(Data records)

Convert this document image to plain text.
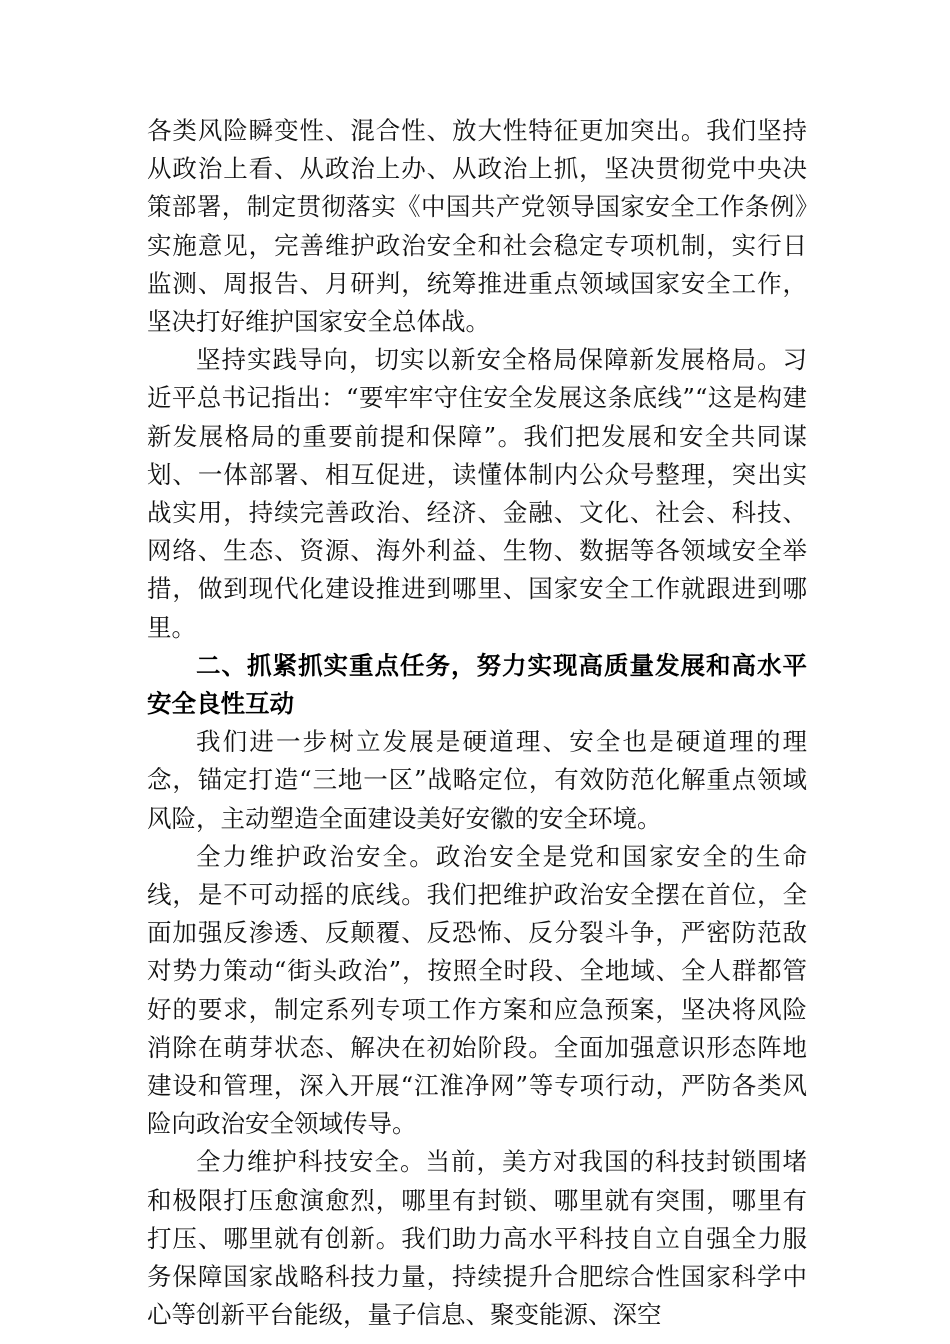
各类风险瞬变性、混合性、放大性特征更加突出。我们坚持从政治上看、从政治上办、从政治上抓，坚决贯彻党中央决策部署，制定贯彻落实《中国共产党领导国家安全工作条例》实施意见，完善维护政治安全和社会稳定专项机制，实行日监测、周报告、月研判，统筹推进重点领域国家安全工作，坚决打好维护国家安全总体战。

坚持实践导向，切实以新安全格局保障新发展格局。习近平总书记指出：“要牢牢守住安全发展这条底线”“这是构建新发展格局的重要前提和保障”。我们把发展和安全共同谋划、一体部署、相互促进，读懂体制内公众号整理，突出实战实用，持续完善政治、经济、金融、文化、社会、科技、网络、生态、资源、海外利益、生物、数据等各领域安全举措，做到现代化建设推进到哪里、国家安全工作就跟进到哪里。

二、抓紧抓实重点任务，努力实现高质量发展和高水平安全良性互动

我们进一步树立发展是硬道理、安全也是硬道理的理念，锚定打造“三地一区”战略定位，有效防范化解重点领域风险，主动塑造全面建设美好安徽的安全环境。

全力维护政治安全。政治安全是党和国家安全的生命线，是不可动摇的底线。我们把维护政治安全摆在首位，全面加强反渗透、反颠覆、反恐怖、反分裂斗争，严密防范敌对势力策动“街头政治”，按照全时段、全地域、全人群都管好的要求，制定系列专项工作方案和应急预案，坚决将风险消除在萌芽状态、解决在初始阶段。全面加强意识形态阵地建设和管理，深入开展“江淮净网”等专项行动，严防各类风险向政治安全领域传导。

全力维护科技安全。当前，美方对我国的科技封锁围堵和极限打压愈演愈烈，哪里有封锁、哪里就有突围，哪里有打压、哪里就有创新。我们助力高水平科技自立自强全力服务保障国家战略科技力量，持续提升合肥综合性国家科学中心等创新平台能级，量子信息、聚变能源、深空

--

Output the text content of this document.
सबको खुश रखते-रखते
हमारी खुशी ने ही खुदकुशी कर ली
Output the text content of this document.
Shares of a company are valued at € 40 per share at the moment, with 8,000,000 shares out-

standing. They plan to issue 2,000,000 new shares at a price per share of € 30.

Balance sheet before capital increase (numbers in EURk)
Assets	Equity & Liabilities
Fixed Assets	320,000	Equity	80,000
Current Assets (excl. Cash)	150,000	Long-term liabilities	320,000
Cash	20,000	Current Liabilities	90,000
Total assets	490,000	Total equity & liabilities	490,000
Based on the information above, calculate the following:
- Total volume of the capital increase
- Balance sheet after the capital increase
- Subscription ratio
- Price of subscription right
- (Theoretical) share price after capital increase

● **REQUEST**
Every line of the listing that holds "capital" is to be counted; give only the resulting number.

● **RESPONSE TO THE TASK**
4